-- START OF SUPPLIED MATERIAL --
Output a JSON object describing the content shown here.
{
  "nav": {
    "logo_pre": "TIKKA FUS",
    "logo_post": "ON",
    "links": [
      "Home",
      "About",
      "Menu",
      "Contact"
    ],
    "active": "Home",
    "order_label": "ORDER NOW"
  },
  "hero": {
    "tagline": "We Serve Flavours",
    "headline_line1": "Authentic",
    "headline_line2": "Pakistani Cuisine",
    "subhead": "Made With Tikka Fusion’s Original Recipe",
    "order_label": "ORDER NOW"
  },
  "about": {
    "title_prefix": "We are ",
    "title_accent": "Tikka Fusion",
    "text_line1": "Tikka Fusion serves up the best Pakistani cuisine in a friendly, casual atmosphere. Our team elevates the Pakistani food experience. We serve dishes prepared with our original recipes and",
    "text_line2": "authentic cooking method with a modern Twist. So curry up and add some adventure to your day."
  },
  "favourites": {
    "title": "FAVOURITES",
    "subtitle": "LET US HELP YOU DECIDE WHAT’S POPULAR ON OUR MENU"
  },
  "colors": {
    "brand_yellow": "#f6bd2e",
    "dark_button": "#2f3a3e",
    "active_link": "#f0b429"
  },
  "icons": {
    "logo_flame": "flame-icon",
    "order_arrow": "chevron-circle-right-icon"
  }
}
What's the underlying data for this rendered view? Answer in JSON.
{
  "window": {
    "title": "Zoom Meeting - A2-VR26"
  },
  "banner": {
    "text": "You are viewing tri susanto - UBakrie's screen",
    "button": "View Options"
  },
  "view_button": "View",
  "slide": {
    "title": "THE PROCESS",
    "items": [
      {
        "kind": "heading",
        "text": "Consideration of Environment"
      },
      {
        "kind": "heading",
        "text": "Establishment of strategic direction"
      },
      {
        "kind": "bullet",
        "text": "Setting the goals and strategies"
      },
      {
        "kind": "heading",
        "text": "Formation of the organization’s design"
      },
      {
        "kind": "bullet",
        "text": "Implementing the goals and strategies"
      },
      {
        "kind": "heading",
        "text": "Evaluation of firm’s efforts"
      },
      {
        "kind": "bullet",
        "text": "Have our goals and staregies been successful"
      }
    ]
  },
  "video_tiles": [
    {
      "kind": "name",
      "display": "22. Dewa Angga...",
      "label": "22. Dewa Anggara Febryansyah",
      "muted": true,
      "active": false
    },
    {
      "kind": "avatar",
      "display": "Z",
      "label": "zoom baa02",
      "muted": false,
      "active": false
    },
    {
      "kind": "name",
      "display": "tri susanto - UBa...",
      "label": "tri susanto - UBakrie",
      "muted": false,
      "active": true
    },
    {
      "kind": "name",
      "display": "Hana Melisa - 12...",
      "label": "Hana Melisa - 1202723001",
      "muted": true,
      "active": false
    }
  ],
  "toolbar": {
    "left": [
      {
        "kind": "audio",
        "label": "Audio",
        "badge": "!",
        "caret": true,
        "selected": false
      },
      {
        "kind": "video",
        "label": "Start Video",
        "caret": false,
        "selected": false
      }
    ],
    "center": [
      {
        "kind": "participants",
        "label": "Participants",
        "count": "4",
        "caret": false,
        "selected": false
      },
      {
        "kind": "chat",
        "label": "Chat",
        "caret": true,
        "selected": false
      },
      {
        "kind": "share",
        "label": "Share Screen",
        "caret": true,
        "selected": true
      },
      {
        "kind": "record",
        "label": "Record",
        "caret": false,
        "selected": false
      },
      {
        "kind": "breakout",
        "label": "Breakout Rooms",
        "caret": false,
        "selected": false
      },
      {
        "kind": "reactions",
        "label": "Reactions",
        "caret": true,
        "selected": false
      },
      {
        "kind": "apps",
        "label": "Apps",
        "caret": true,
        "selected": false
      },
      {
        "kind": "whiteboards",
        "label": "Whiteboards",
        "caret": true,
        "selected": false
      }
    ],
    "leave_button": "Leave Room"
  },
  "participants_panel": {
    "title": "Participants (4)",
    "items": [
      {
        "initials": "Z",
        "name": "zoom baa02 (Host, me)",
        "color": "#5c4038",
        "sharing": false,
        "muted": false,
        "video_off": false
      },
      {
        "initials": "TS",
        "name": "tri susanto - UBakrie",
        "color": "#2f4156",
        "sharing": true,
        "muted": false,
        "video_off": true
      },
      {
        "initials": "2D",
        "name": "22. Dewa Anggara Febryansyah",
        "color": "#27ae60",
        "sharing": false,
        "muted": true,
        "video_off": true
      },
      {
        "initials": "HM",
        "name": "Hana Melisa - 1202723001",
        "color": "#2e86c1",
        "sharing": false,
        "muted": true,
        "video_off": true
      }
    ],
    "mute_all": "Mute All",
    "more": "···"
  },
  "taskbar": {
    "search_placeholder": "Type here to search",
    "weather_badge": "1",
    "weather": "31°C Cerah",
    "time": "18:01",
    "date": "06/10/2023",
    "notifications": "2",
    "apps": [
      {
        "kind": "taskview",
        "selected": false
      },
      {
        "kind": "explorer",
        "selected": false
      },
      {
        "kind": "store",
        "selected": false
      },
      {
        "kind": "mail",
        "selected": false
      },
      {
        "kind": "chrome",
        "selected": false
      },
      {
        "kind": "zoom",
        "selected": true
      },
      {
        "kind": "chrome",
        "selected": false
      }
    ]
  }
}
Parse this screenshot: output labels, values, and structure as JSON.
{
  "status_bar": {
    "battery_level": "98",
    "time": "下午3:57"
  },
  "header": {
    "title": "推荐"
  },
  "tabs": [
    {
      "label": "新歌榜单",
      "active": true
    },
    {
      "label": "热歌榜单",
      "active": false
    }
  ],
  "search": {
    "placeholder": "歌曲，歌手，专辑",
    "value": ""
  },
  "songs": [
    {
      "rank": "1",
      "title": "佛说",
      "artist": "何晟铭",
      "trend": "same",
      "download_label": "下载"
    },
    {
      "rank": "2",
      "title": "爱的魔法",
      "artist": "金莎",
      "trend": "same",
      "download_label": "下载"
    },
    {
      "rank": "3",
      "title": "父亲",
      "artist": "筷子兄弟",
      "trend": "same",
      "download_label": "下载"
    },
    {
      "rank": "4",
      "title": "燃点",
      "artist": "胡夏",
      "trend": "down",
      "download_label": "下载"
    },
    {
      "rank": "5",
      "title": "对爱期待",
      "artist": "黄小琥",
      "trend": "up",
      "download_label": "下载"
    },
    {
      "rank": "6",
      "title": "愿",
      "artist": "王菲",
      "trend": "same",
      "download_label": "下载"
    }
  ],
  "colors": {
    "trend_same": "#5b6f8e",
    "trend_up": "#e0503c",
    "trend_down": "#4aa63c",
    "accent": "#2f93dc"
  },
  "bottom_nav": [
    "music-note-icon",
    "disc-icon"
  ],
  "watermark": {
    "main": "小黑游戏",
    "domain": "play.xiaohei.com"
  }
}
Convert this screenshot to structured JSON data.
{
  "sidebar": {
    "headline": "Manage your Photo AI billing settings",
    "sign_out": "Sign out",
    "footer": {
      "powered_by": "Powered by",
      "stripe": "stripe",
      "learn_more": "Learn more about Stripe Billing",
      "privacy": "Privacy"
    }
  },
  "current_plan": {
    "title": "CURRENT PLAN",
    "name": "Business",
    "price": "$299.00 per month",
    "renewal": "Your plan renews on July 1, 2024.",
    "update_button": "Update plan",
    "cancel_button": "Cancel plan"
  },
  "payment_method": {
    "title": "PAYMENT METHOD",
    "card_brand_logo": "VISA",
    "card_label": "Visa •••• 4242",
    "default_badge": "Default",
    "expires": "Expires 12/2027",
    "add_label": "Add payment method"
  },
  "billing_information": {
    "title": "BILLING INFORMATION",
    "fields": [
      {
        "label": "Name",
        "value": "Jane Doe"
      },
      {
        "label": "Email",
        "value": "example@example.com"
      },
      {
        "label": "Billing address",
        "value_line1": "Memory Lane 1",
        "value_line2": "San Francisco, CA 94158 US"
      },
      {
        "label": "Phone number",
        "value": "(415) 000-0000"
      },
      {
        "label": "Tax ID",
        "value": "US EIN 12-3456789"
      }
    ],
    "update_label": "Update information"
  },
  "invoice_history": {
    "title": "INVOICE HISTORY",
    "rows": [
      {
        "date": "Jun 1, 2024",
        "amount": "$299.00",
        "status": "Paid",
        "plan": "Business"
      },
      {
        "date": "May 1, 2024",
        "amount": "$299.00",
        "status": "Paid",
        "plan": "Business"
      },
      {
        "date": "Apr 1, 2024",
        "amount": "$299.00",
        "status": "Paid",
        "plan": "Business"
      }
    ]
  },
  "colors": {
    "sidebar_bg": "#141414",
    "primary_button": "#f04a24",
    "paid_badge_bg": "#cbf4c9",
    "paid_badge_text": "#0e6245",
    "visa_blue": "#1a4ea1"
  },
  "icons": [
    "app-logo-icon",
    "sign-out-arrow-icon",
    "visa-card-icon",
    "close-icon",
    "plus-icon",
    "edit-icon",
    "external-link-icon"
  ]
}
-- END OF SUPPLIED MATERIAL --
PROBLEM TO WORK ON. Only a number is wanted: how many lines of the material include the word "UBakrie".

THE ANSWER. 3